EXERCISE GOAL:
Print every one of the lines below word for word, leaving out the pictures.

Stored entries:
↓↓↓

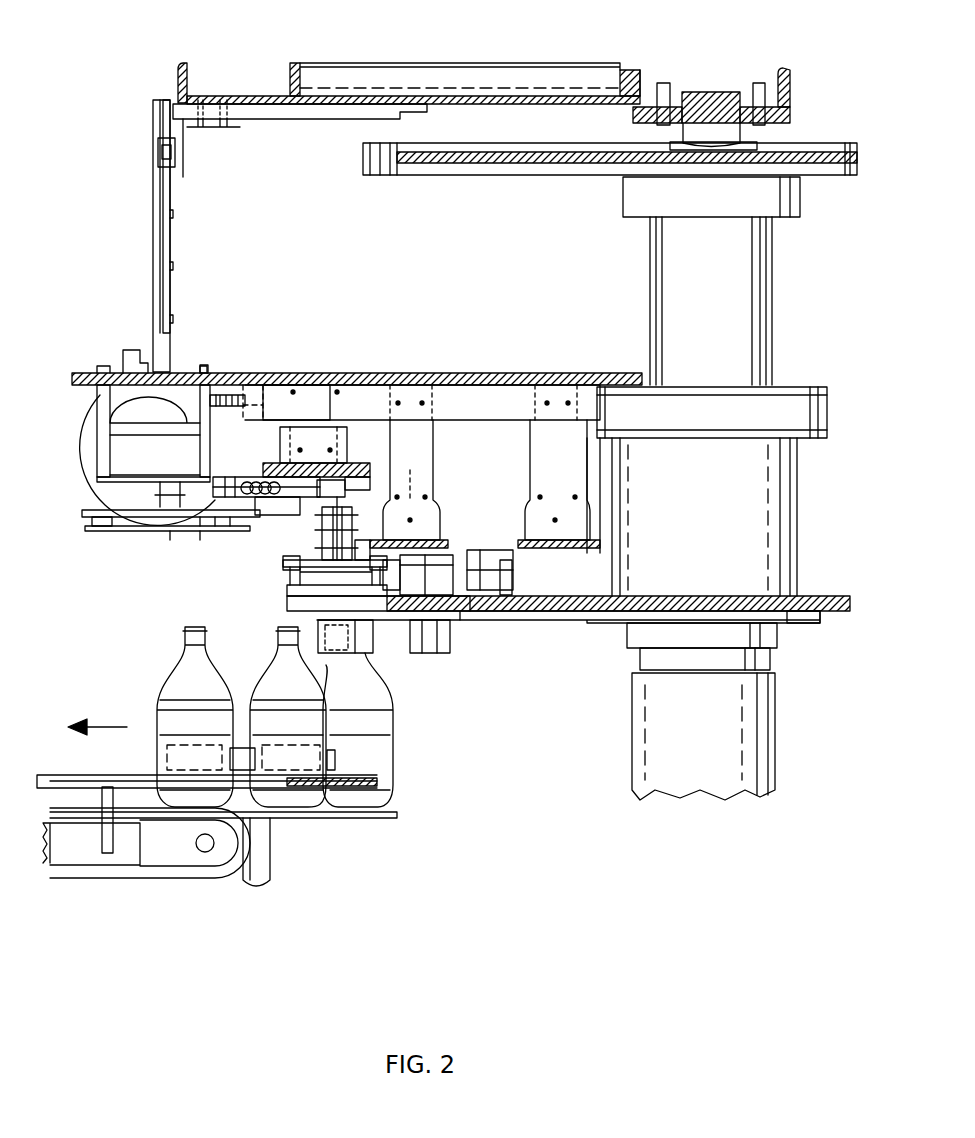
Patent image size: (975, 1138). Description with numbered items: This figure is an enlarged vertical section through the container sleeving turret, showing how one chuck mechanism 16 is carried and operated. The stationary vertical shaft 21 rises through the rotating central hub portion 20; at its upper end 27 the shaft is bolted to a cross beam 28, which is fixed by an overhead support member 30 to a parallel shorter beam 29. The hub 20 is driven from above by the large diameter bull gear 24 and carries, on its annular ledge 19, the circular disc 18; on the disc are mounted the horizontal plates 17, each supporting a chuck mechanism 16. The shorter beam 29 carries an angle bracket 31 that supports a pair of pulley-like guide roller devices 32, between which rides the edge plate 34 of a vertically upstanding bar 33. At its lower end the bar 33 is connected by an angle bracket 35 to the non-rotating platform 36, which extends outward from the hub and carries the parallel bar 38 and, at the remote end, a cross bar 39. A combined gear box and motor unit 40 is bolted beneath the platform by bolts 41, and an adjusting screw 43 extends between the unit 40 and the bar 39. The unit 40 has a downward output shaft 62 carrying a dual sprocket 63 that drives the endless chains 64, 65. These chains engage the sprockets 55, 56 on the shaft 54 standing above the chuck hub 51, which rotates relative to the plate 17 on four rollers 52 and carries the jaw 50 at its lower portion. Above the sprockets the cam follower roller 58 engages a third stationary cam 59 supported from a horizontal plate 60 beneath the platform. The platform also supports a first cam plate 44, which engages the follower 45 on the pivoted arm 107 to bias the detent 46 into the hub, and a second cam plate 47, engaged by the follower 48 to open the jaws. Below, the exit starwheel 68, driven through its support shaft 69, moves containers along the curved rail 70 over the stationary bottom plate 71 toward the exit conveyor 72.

The chuck mechanism 16 is at (272, 584).
The horizontal plate 17 is at (505, 603).
The circular plate or disc 18 is at (552, 620).
The annular ledge 19 is at (800, 623).
The central hub portion 20 is at (797, 515).
The vertical shaft 21 is at (632, 760).
The bull gear 24 is at (470, 175).
The upper end of shaft 27 is at (730, 92).
The cross beam 28 is at (790, 90).
The shorter beam 29 is at (187, 73).
The overhead support member 30 is at (490, 75).
The angle bracket 31 is at (187, 135).
The guide roller devices 32 is at (158, 150).
The vertically upstanding bar 33 is at (153, 287).
The edge plate 34 is at (172, 295).
The angle bracket 35 is at (135, 355).
The drive motor and cam plate supporting platform 36 is at (335, 373).
The parallel bar 38 is at (493, 415).
The cross bar 39 is at (255, 385).
The combined gear box and motor unit 40 is at (88, 440).
The bolts 41 is at (220, 352).
The adjusting screw 43 is at (230, 406).
The first cam plate 44 is at (593, 543).
The follower 45 is at (510, 548).
The detent 46 is at (385, 620).
The second cam plate 47 is at (448, 545).
The follower 48 is at (342, 545).
The jaw 50 is at (450, 648).
The hub 51 is at (287, 593).
The rollers 52 is at (283, 563).
The shaft 54 is at (322, 540).
The sprocket 55 is at (370, 545).
The sprocket 56 is at (300, 580).
The cam follower roller 58 is at (335, 480).
The third stationary cam 59 is at (320, 463).
The horizontal plate 60 is at (280, 463).
The output shaft 62 is at (170, 510).
The dual sprocket 63 is at (105, 531).
The endless chain 64 is at (82, 512).
The endless chain 65 is at (85, 528).
The starwheel 68 is at (340, 765).
The support shaft 69 is at (270, 848).
The curved rail 70 is at (377, 785).
The bottom plate 71 is at (305, 818).
The exit conveyor 72 is at (143, 815).
The arm 107 is at (512, 568).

↑↑↑

TASK OUTPUT:
Patent image size: (975, 1138). Description with numbered items: This figure is an enlarged vertical section through the container sleeving turret, showing how one chuck mechanism 16 is carried and operated. The stationary vertical shaft 21 rises through the rotating central hub portion 20; at its upper end 27 the shaft is bolted to a cross beam 28, which is fixed by an overhead support member 30 to a parallel shorter beam 29. The hub 20 is driven from above by the large diameter bull gear 24 and carries, on its annular ledge 19, the circular disc 18; on the disc are mounted the horizontal plates 17, each supporting a chuck mechanism 16. The shorter beam 29 carries an angle bracket 31 that supports a pair of pulley-like guide roller devices 32, between which rides the edge plate 34 of a vertically upstanding bar 33. At its lower end the bar 33 is connected by an angle bracket 35 to the non-rotating platform 36, which extends outward from the hub and carries the parallel bar 38 and, at the remote end, a cross bar 39. A combined gear box and motor unit 40 is bolted beneath the platform by bolts 41, and an adjusting screw 43 extends between the unit 40 and the bar 39. The unit 40 has a downward output shaft 62 carrying a dual sprocket 63 that drives the endless chains 64, 65. These chains engage the sprockets 55, 56 on the shaft 54 standing above the chuck hub 51, which rotates relative to the plate 17 on four rollers 52 and carries the jaw 50 at its lower portion. Above the sprockets the cam follower roller 58 engages a third stationary cam 59 supported from a horizontal plate 60 beneath the platform. The platform also supports a first cam plate 44, which engages the follower 45 on the pivoted arm 107 to bias the detent 46 into the hub, and a second cam plate 47, engaged by the follower 48 to open the jaws. Below, the exit starwheel 68, driven through its support shaft 69, moves containers along the curved rail 70 over the stationary bottom plate 71 toward the exit conveyor 72.

The chuck mechanism 16 is at (272, 584).
The horizontal plate 17 is at (505, 603).
The circular plate or disc 18 is at (552, 620).
The annular ledge 19 is at (800, 623).
The central hub portion 20 is at (797, 515).
The vertical shaft 21 is at (632, 760).
The bull gear 24 is at (470, 175).
The upper end of shaft 27 is at (730, 92).
The cross beam 28 is at (790, 90).
The shorter beam 29 is at (187, 73).
The overhead support member 30 is at (490, 75).
The angle bracket 31 is at (187, 135).
The guide roller devices 32 is at (158, 150).
The vertically upstanding bar 33 is at (153, 287).
The edge plate 34 is at (172, 295).
The angle bracket 35 is at (135, 355).
The drive motor and cam plate supporting platform 36 is at (335, 373).
The parallel bar 38 is at (493, 415).
The cross bar 39 is at (255, 385).
The combined gear box and motor unit 40 is at (88, 440).
The bolts 41 is at (220, 352).
The adjusting screw 43 is at (230, 406).
The first cam plate 44 is at (593, 543).
The follower 45 is at (510, 548).
The detent 46 is at (385, 620).
The second cam plate 47 is at (448, 545).
The follower 48 is at (342, 545).
The jaw 50 is at (450, 648).
The hub 51 is at (287, 593).
The rollers 52 is at (283, 563).
The shaft 54 is at (322, 540).
The sprocket 55 is at (370, 545).
The sprocket 56 is at (300, 580).
The cam follower roller 58 is at (335, 480).
The third stationary cam 59 is at (320, 463).
The horizontal plate 60 is at (280, 463).
The output shaft 62 is at (170, 510).
The dual sprocket 63 is at (105, 531).
The endless chain 64 is at (82, 512).
The endless chain 65 is at (85, 528).
The starwheel 68 is at (340, 765).
The support shaft 69 is at (270, 848).
The curved rail 70 is at (377, 785).
The bottom plate 71 is at (305, 818).
The exit conveyor 72 is at (143, 815).
The arm 107 is at (512, 568).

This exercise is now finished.